■ **What is required**
Would you restate all the data that follows, word for word?
__________
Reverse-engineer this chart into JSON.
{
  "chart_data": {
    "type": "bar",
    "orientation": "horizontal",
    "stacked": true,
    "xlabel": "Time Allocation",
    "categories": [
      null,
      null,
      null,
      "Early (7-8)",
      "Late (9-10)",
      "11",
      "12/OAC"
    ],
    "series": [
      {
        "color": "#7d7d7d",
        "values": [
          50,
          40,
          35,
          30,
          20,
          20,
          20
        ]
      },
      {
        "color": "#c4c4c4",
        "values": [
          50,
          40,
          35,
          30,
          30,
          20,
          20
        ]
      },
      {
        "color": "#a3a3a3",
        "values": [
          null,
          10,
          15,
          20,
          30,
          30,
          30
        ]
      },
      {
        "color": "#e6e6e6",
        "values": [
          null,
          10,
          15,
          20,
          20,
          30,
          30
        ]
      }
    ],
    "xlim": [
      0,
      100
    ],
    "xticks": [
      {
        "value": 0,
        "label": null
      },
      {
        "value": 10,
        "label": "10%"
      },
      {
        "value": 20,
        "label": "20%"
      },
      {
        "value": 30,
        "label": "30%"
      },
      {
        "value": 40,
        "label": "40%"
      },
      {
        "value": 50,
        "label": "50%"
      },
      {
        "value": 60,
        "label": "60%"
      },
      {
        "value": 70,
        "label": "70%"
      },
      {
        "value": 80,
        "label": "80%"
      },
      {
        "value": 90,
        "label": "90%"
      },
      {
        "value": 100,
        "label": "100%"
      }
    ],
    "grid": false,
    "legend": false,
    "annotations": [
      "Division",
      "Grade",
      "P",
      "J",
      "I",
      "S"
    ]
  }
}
__________
■ **Answer to this exercise**
Reverse-engineer this chart into JSON.
{
  "chart_data": {
    "type": "bar",
    "orientation": "horizontal",
    "stacked": true,
    "xlabel": "Time Allocation",
    "categories": [
      null,
      null,
      null,
      "Early (7-8)",
      "Late (9-10)",
      "11",
      "12/OAC"
    ],
    "series": [
      {
        "color": "#7d7d7d",
        "values": [
          50,
          40,
          35,
          30,
          20,
          20,
          20
        ]
      },
      {
        "color": "#c4c4c4",
        "values": [
          50,
          40,
          35,
          30,
          30,
          20,
          20
        ]
      },
      {
        "color": "#a3a3a3",
        "values": [
          null,
          10,
          15,
          20,
          30,
          30,
          30
        ]
      },
      {
        "color": "#e6e6e6",
        "values": [
          null,
          10,
          15,
          20,
          20,
          30,
          30
        ]
      }
    ],
    "xlim": [
      0,
      100
    ],
    "xticks": [
      {
        "value": 0,
        "label": null
      },
      {
        "value": 10,
        "label": "10%"
      },
      {
        "value": 20,
        "label": "20%"
      },
      {
        "value": 30,
        "label": "30%"
      },
      {
        "value": 40,
        "label": "40%"
      },
      {
        "value": 50,
        "label": "50%"
      },
      {
        "value": 60,
        "label": "60%"
      },
      {
        "value": 70,
        "label": "70%"
      },
      {
        "value": 80,
        "label": "80%"
      },
      {
        "value": 90,
        "label": "90%"
      },
      {
        "value": 100,
        "label": "100%"
      }
    ],
    "grid": false,
    "legend": false,
    "annotations": [
      "Division",
      "Grade",
      "P",
      "J",
      "I",
      "S"
    ]
  }
}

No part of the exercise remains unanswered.